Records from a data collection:
________________

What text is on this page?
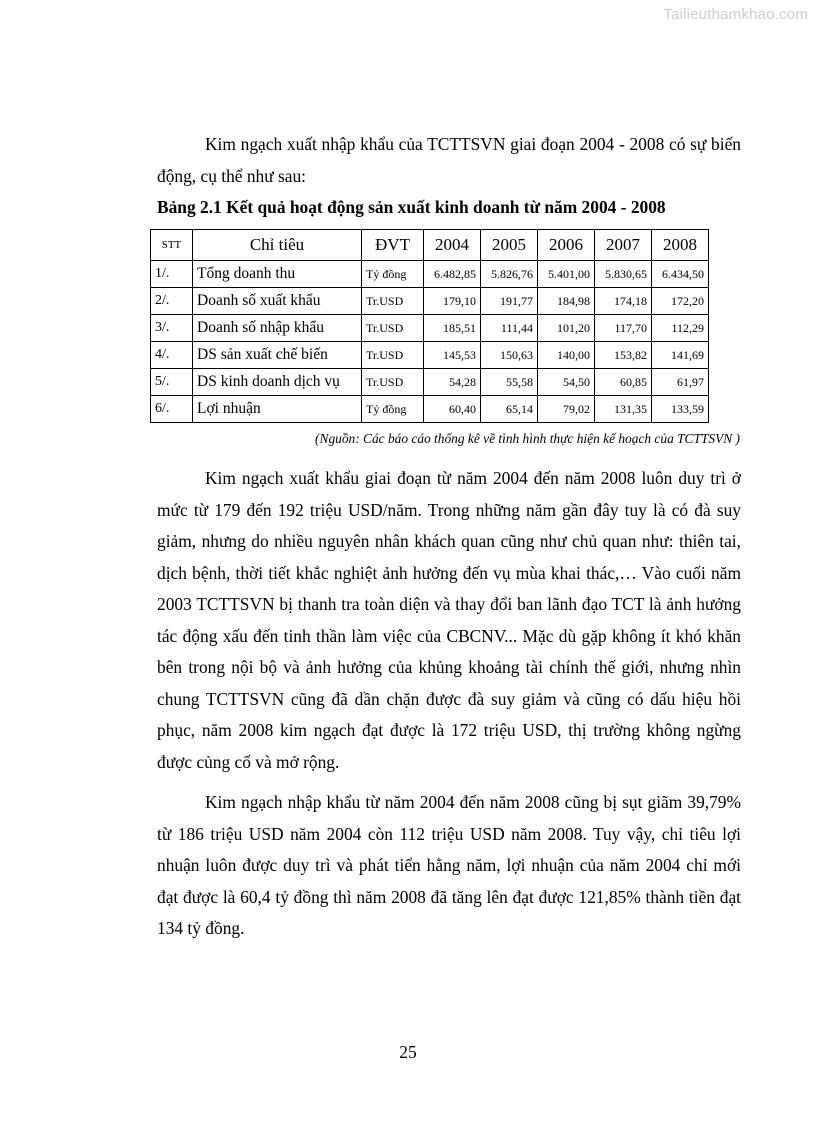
Tailieuthamkhao.com

Kim ngạch xuất nhập khẩu của TCTTSVN giai đoạn 2004 - 2008 có sự biến động, cụ thể như sau:

Bảng 2.1 Kết quả hoạt động sản xuất kinh doanh từ năm 2004 - 2008
STT	Chỉ tiêu	ĐVT	2004	2005	2006	2007	2008
1/.	Tổng doanh thu	Tỷ đồng	6.482,85	5.826,76	5.401,00	5.830,65	6.434,50
2/.	Doanh số xuất khẩu	Tr.USD	179,10	191,77	184,98	174,18	172,20
3/.	Doanh số nhập khẩu	Tr.USD	185,51	111,44	101,20	117,70	112,29
4/.	DS sản xuất chế biến	Tr.USD	145,53	150,63	140,00	153,82	141,69
5/.	DS kinh doanh dịch vụ	Tr.USD	54,28	55,58	54,50	60,85	61,97
6/.	Lợi nhuận	Tỷ đồng	60,40	65,14	79,02	131,35	133,59
(Nguồn: Các báo cáo thống kê về tình hình thực hiện kế hoạch của TCTTSVN )

Kim ngạch xuất khẩu giai đoạn từ năm 2004 đến năm 2008 luôn duy trì ở mức từ 179 đến 192 triệu USD/năm. Trong những năm gần đây tuy là có đà suy giảm, nhưng do nhiều nguyên nhân khách quan cũng như chủ quan như: thiên tai, dịch bệnh, thời tiết khắc nghiệt ảnh hưởng đến vụ mùa khai thác,… Vào cuối năm 2003 TCTTSVN bị thanh tra toàn diện và thay đổi ban lãnh đạo TCT là ảnh hưởng tác động xấu đến tinh thần làm việc của CBCNV... Mặc dù gặp không ít khó khăn bên trong nội bộ và ảnh hưởng của khủng khoảng tài chính thế giới, nhưng nhìn chung TCTTSVN cũng đã dần chặn được đà suy giảm và cũng có dấu hiệu hồi phục, năm 2008 kim ngạch đạt được là 172 triệu USD, thị trường không ngừng được củng cố và mở rộng.

Kim ngạch nhập khẩu từ năm 2004 đến năm 2008 cũng bị sụt giãm 39,79% từ 186 triệu USD năm 2004 còn 112 triệu USD năm 2008. Tuy vậy, chỉ tiêu lợi nhuận luôn được duy trì và phát tiển hằng năm, lợi nhuận của năm 2004 chỉ mới đạt được là 60,4 tỷ đồng thì năm 2008 đã tăng lên đạt được 121,85% thành tiền đạt 134 tỷ đồng.

25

________________

Exercise description: Restate the data above word for word. Skip every picture.

Written answer:
What text is on this page?
Tailieuthamkhao.com

Kim ngạch xuất nhập khẩu của TCTTSVN giai đoạn 2004 - 2008 có sự biến động, cụ thể như sau:

Bảng 2.1 Kết quả hoạt động sản xuất kinh doanh từ năm 2004 - 2008
STT	Chỉ tiêu	ĐVT	2004	2005	2006	2007	2008
1/.	Tổng doanh thu	Tỷ đồng	6.482,85	5.826,76	5.401,00	5.830,65	6.434,50
2/.	Doanh số xuất khẩu	Tr.USD	179,10	191,77	184,98	174,18	172,20
3/.	Doanh số nhập khẩu	Tr.USD	185,51	111,44	101,20	117,70	112,29
4/.	DS sản xuất chế biến	Tr.USD	145,53	150,63	140,00	153,82	141,69
5/.	DS kinh doanh dịch vụ	Tr.USD	54,28	55,58	54,50	60,85	61,97
6/.	Lợi nhuận	Tỷ đồng	60,40	65,14	79,02	131,35	133,59
(Nguồn: Các báo cáo thống kê về tình hình thực hiện kế hoạch của TCTTSVN )

Kim ngạch xuất khẩu giai đoạn từ năm 2004 đến năm 2008 luôn duy trì ở mức từ 179 đến 192 triệu USD/năm. Trong những năm gần đây tuy là có đà suy giảm, nhưng do nhiều nguyên nhân khách quan cũng như chủ quan như: thiên tai, dịch bệnh, thời tiết khắc nghiệt ảnh hưởng đến vụ mùa khai thác,… Vào cuối năm 2003 TCTTSVN bị thanh tra toàn diện và thay đổi ban lãnh đạo TCT là ảnh hưởng tác động xấu đến tinh thần làm việc của CBCNV... Mặc dù gặp không ít khó khăn bên trong nội bộ và ảnh hưởng của khủng khoảng tài chính thế giới, nhưng nhìn chung TCTTSVN cũng đã dần chặn được đà suy giảm và cũng có dấu hiệu hồi phục, năm 2008 kim ngạch đạt được là 172 triệu USD, thị trường không ngừng được củng cố và mở rộng.

Kim ngạch nhập khẩu từ năm 2004 đến năm 2008 cũng bị sụt giãm 39,79% từ 186 triệu USD năm 2004 còn 112 triệu USD năm 2008. Tuy vậy, chỉ tiêu lợi nhuận luôn được duy trì và phát tiển hằng năm, lợi nhuận của năm 2004 chỉ mới đạt được là 60,4 tỷ đồng thì năm 2008 đã tăng lên đạt được 121,85% thành tiền đạt 134 tỷ đồng.

25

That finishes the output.